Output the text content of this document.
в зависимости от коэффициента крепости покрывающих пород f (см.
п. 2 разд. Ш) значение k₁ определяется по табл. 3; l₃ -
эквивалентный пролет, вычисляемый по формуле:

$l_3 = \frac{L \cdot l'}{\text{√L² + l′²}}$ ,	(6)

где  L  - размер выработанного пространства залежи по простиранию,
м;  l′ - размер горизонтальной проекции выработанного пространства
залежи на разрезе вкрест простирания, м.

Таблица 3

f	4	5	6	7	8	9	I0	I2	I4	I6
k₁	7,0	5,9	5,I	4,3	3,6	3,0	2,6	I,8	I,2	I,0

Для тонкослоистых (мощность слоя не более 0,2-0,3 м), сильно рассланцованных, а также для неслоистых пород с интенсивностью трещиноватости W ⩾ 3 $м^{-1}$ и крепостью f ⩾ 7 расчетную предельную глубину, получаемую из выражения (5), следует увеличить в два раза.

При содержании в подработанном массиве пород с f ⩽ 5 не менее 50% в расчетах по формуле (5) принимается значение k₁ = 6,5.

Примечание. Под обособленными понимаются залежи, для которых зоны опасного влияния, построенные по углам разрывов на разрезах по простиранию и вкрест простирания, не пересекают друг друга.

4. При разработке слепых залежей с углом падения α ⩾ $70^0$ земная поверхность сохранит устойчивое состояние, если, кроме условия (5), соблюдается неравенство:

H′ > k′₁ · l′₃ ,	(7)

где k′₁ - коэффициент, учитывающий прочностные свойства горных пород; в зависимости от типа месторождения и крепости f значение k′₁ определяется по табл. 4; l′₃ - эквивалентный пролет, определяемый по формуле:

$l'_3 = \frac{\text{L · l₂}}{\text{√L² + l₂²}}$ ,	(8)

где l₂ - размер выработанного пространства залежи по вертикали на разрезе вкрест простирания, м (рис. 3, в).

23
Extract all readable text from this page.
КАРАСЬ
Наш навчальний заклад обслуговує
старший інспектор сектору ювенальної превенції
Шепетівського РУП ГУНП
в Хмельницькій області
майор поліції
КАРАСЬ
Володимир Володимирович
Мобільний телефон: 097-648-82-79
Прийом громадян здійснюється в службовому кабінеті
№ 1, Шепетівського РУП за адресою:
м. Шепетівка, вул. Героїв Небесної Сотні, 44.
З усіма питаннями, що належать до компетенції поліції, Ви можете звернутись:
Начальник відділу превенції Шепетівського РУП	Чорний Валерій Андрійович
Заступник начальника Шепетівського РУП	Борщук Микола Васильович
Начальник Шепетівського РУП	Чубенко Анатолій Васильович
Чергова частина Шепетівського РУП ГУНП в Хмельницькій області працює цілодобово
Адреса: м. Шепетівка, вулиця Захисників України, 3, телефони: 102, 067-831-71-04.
☆ ☆ ☆ ☆ ☆
## TO DO
Print back all the lines verbatim.

## OUTPUT OF THE EXERCISE
Output the text content of this document.
в зависимости от коэффициента крепости покрывающих пород f (см.
п. 2 разд. Ш) значение k₁ определяется по табл. 3; l₃ -
эквивалентный пролет, вычисляемый по формуле:

$l_3 = \frac{L \cdot l'}{\text{√L² + l′²}}$ ,	(6)

где  L  - размер выработанного пространства залежи по простиранию,
м;  l′ - размер горизонтальной проекции выработанного пространства
залежи на разрезе вкрест простирания, м.

Таблица 3

f	4	5	6	7	8	9	I0	I2	I4	I6
k₁	7,0	5,9	5,I	4,3	3,6	3,0	2,6	I,8	I,2	I,0

Для тонкослоистых (мощность слоя не более 0,2-0,3 м), сильно рассланцованных, а также для неслоистых пород с интенсивностью трещиноватости W ⩾ 3 $м^{-1}$ и крепостью f ⩾ 7 расчетную предельную глубину, получаемую из выражения (5), следует увеличить в два раза.

При содержании в подработанном массиве пород с f ⩽ 5 не менее 50% в расчетах по формуле (5) принимается значение k₁ = 6,5.

Примечание. Под обособленными понимаются залежи, для которых зоны опасного влияния, построенные по углам разрывов на разрезах по простиранию и вкрест простирания, не пересекают друг друга.

4. При разработке слепых залежей с углом падения α ⩾ $70^0$ земная поверхность сохранит устойчивое состояние, если, кроме условия (5), соблюдается неравенство:

H′ > k′₁ · l′₃ ,	(7)

где k′₁ - коэффициент, учитывающий прочностные свойства горных пород; в зависимости от типа месторождения и крепости f значение k′₁ определяется по табл. 4; l′₃ - эквивалентный пролет, определяемый по формуле:

$l'_3 = \frac{\text{L · l₂}}{\text{√L² + l₂²}}$ ,	(8)

где l₂ - размер выработанного пространства залежи по вертикали на разрезе вкрест простирания, м (рис. 3, в).

23
Extract all readable text from this page.
КАРАСЬ
Наш навчальний заклад обслуговує
старший інспектор сектору ювенальної превенції
Шепетівського РУП ГУНП
в Хмельницькій області
майор поліції
КАРАСЬ
Володимир Володимирович
Мобільний телефон: 097-648-82-79
Прийом громадян здійснюється в службовому кабінеті
№ 1, Шепетівського РУП за адресою:
м. Шепетівка, вул. Героїв Небесної Сотні, 44.
З усіма питаннями, що належать до компетенції поліції, Ви можете звернутись:
Начальник відділу превенції Шепетівського РУП	Чорний Валерій Андрійович
Заступник начальника Шепетівського РУП	Борщук Микола Васильович
Начальник Шепетівського РУП	Чубенко Анатолій Васильович
Чергова частина Шепетівського РУП ГУНП в Хмельницькій області працює цілодобово
Адреса: м. Шепетівка, вулиця Захисників України, 3, телефони: 102, 067-831-71-04.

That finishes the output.